DATA FOR THE TASK:
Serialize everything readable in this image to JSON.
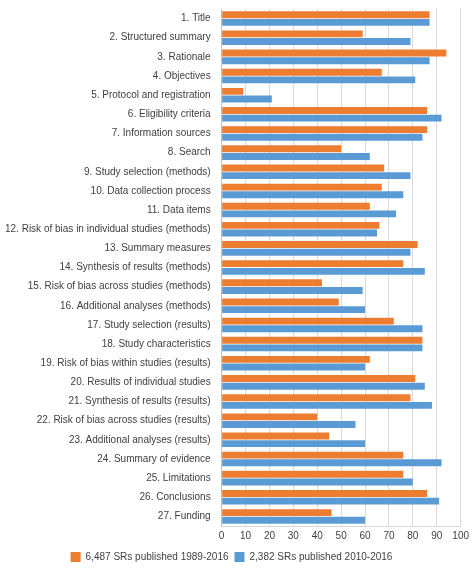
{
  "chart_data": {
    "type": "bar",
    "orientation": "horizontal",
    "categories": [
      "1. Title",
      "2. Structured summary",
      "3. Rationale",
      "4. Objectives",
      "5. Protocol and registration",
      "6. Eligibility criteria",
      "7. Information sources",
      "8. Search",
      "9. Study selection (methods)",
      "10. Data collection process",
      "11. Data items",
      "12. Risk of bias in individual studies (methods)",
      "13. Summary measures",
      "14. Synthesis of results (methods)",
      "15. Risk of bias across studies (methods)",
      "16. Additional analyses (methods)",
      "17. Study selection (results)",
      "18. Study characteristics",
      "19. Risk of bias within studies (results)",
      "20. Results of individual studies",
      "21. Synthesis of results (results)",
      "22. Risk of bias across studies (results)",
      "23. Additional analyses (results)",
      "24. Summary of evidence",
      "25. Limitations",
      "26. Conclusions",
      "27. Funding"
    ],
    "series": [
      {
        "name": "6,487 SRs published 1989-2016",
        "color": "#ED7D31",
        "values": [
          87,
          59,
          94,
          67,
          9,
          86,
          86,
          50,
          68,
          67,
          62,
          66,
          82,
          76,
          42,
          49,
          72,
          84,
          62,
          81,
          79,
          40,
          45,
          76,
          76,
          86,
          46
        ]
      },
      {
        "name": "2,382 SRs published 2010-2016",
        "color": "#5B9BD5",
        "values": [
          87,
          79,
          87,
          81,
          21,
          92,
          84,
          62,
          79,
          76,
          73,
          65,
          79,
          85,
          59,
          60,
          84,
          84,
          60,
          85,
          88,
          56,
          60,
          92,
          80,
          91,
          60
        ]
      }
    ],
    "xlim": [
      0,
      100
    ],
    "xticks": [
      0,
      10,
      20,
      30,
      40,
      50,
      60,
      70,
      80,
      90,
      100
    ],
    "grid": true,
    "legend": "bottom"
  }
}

WHAT TO WORK ON: Scan the listing above and copy all lines containing the word "across".

WRITTEN REPLY:
      "15. Risk of bias across studies (methods)",
      "22. Risk of bias across studies (results)",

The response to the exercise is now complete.